Set the listing down unchanged, minus every embedded image.

==============================

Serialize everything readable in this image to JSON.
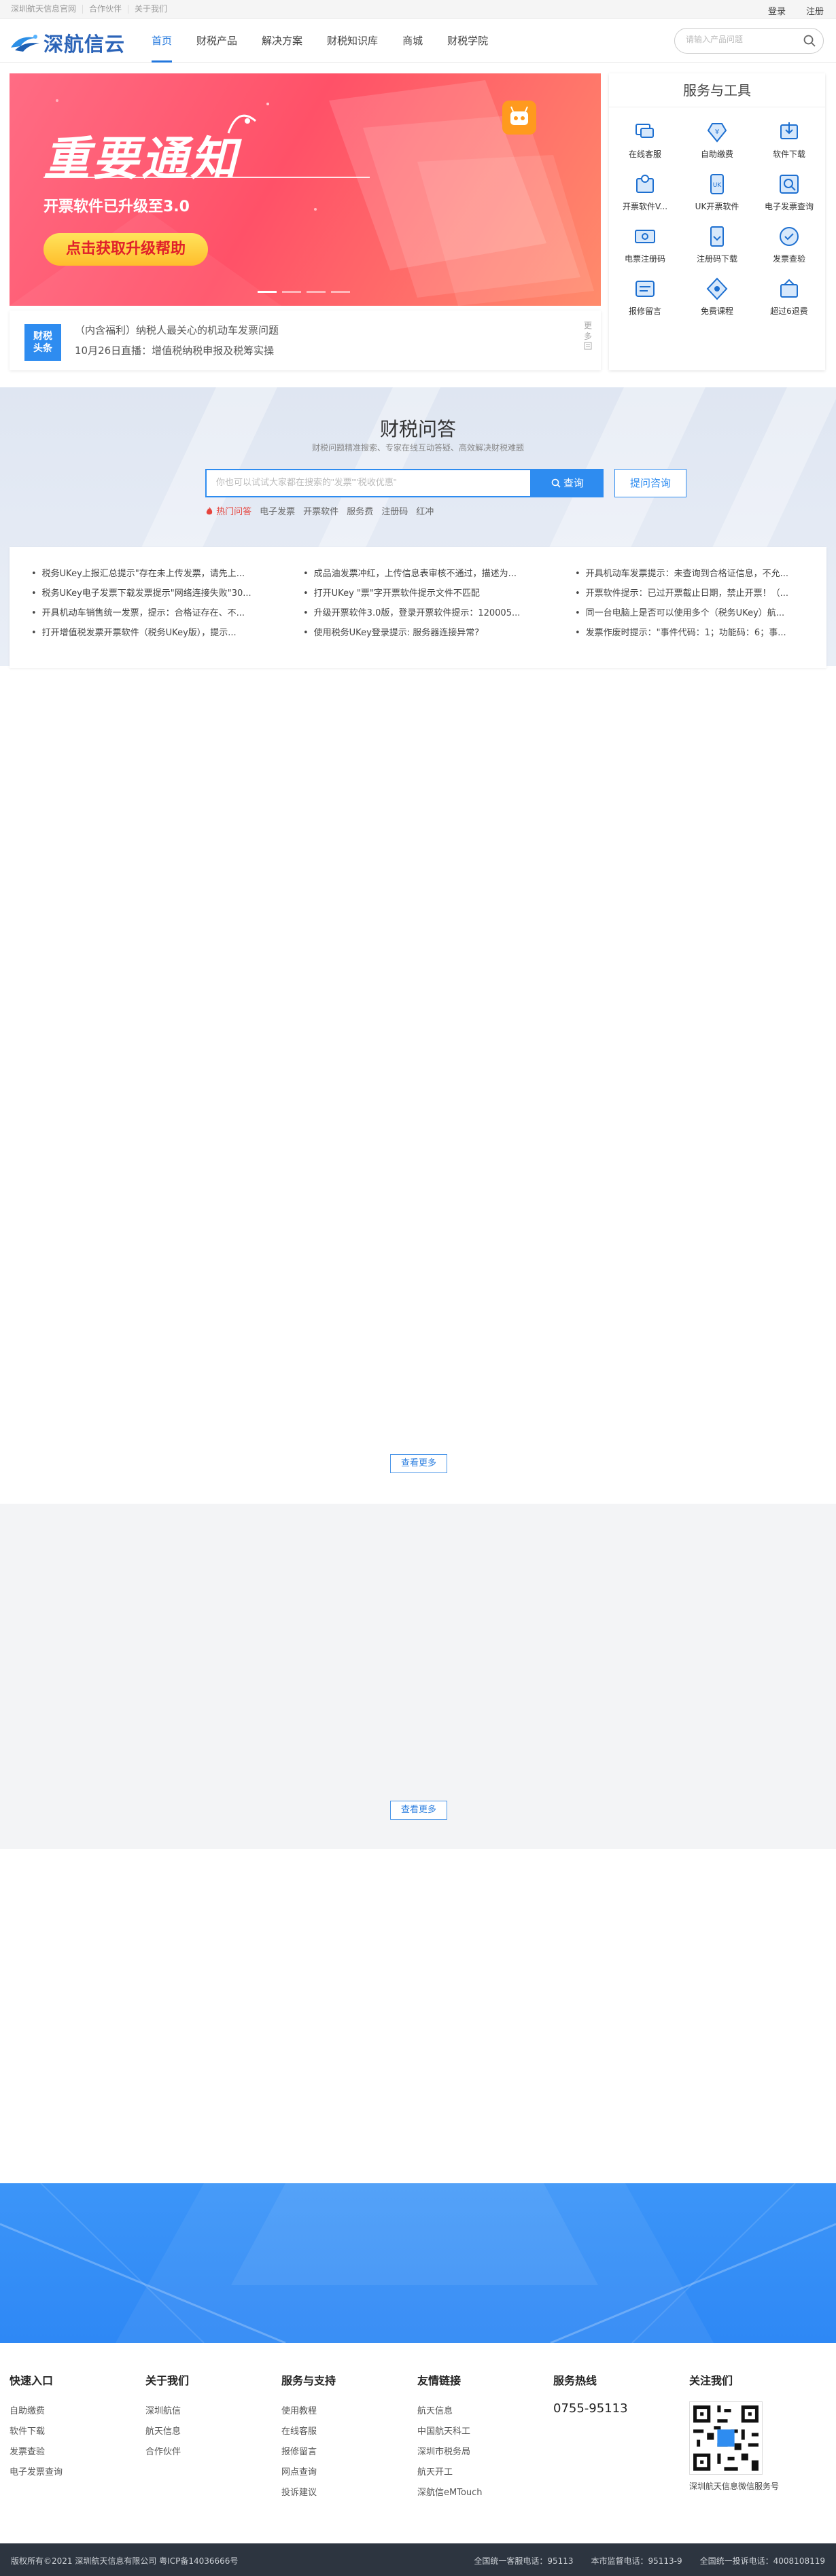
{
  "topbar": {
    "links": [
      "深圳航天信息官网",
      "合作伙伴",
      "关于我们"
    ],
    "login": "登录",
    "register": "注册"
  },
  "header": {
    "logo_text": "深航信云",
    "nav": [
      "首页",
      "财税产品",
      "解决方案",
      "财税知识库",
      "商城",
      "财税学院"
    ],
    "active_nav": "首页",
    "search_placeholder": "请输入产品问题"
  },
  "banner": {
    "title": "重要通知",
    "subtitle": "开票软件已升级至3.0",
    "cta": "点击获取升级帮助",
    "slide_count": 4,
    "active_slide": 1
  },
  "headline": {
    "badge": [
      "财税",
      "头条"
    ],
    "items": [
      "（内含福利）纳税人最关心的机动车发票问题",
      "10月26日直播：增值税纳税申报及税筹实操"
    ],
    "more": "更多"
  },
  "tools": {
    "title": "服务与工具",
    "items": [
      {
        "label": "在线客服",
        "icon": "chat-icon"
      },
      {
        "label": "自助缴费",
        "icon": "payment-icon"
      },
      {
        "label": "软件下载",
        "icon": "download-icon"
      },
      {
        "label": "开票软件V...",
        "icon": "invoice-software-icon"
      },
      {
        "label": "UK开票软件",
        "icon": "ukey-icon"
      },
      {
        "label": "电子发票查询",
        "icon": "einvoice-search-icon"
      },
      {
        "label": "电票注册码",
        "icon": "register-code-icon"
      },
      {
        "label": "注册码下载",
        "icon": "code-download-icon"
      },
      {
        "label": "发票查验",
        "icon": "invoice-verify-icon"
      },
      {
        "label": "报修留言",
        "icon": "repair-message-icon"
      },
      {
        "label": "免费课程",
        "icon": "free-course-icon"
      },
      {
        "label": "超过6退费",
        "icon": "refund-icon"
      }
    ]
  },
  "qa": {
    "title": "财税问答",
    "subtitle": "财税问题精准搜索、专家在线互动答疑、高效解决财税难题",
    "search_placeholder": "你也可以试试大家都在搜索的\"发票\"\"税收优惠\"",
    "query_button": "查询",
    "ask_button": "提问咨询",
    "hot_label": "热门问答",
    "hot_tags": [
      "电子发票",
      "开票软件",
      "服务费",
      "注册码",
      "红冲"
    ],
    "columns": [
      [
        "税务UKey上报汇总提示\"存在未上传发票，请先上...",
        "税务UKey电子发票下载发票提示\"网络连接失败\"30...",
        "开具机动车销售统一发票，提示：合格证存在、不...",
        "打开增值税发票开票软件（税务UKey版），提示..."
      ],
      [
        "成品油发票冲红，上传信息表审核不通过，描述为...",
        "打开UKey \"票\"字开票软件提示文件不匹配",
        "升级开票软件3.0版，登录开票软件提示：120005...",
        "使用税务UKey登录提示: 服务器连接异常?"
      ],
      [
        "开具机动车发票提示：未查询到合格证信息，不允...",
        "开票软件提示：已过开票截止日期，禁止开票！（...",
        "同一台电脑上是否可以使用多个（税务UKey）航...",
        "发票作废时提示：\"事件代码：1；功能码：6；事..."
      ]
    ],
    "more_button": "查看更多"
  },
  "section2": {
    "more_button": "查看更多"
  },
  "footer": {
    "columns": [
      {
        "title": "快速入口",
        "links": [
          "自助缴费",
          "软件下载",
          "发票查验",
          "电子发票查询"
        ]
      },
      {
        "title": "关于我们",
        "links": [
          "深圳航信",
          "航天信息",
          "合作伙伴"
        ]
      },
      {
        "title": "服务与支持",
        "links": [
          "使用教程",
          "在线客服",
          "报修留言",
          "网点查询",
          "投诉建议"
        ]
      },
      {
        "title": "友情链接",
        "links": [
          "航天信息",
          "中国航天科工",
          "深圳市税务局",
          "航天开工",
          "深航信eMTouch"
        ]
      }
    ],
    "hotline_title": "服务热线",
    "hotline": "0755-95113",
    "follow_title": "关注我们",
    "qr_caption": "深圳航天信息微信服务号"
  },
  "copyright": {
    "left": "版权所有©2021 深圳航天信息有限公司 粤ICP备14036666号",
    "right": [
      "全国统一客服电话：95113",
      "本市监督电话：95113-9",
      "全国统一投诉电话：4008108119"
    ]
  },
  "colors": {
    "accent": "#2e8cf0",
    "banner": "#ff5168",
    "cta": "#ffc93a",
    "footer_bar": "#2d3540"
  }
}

==============================

■ RESPONSE TO THIS TASK ■
Serialize everything readable in this image to JSON.
{
  "topbar": {
    "links": [
      "深圳航天信息官网",
      "合作伙伴",
      "关于我们"
    ],
    "login": "登录",
    "register": "注册"
  },
  "header": {
    "logo_text": "深航信云",
    "nav": [
      "首页",
      "财税产品",
      "解决方案",
      "财税知识库",
      "商城",
      "财税学院"
    ],
    "active_nav": "首页",
    "search_placeholder": "请输入产品问题"
  },
  "banner": {
    "title": "重要通知",
    "subtitle": "开票软件已升级至3.0",
    "cta": "点击获取升级帮助",
    "slide_count": 4,
    "active_slide": 1
  },
  "headline": {
    "badge": [
      "财税",
      "头条"
    ],
    "items": [
      "（内含福利）纳税人最关心的机动车发票问题",
      "10月26日直播：增值税纳税申报及税筹实操"
    ],
    "more": "更多"
  },
  "tools": {
    "title": "服务与工具",
    "items": [
      {
        "label": "在线客服",
        "icon": "chat-icon"
      },
      {
        "label": "自助缴费",
        "icon": "payment-icon"
      },
      {
        "label": "软件下载",
        "icon": "download-icon"
      },
      {
        "label": "开票软件V...",
        "icon": "invoice-software-icon"
      },
      {
        "label": "UK开票软件",
        "icon": "ukey-icon"
      },
      {
        "label": "电子发票查询",
        "icon": "einvoice-search-icon"
      },
      {
        "label": "电票注册码",
        "icon": "register-code-icon"
      },
      {
        "label": "注册码下载",
        "icon": "code-download-icon"
      },
      {
        "label": "发票查验",
        "icon": "invoice-verify-icon"
      },
      {
        "label": "报修留言",
        "icon": "repair-message-icon"
      },
      {
        "label": "免费课程",
        "icon": "free-course-icon"
      },
      {
        "label": "超过6退费",
        "icon": "refund-icon"
      }
    ]
  },
  "qa": {
    "title": "财税问答",
    "subtitle": "财税问题精准搜索、专家在线互动答疑、高效解决财税难题",
    "search_placeholder": "你也可以试试大家都在搜索的\"发票\"\"税收优惠\"",
    "query_button": "查询",
    "ask_button": "提问咨询",
    "hot_label": "热门问答",
    "hot_tags": [
      "电子发票",
      "开票软件",
      "服务费",
      "注册码",
      "红冲"
    ],
    "columns": [
      [
        "税务UKey上报汇总提示\"存在未上传发票，请先上...",
        "税务UKey电子发票下载发票提示\"网络连接失败\"30...",
        "开具机动车销售统一发票，提示：合格证存在、不...",
        "打开增值税发票开票软件（税务UKey版），提示..."
      ],
      [
        "成品油发票冲红，上传信息表审核不通过，描述为...",
        "打开UKey \"票\"字开票软件提示文件不匹配",
        "升级开票软件3.0版，登录开票软件提示：120005...",
        "使用税务UKey登录提示: 服务器连接异常?"
      ],
      [
        "开具机动车发票提示：未查询到合格证信息，不允...",
        "开票软件提示：已过开票截止日期，禁止开票！（...",
        "同一台电脑上是否可以使用多个（税务UKey）航...",
        "发票作废时提示：\"事件代码：1；功能码：6；事..."
      ]
    ],
    "more_button": "查看更多"
  },
  "section2": {
    "more_button": "查看更多"
  },
  "footer": {
    "columns": [
      {
        "title": "快速入口",
        "links": [
          "自助缴费",
          "软件下载",
          "发票查验",
          "电子发票查询"
        ]
      },
      {
        "title": "关于我们",
        "links": [
          "深圳航信",
          "航天信息",
          "合作伙伴"
        ]
      },
      {
        "title": "服务与支持",
        "links": [
          "使用教程",
          "在线客服",
          "报修留言",
          "网点查询",
          "投诉建议"
        ]
      },
      {
        "title": "友情链接",
        "links": [
          "航天信息",
          "中国航天科工",
          "深圳市税务局",
          "航天开工",
          "深航信eMTouch"
        ]
      }
    ],
    "hotline_title": "服务热线",
    "hotline": "0755-95113",
    "follow_title": "关注我们",
    "qr_caption": "深圳航天信息微信服务号"
  },
  "copyright": {
    "left": "版权所有©2021 深圳航天信息有限公司 粤ICP备14036666号",
    "right": [
      "全国统一客服电话：95113",
      "本市监督电话：95113-9",
      "全国统一投诉电话：4008108119"
    ]
  },
  "colors": {
    "accent": "#2e8cf0",
    "banner": "#ff5168",
    "cta": "#ffc93a",
    "footer_bar": "#2d3540"
  }
}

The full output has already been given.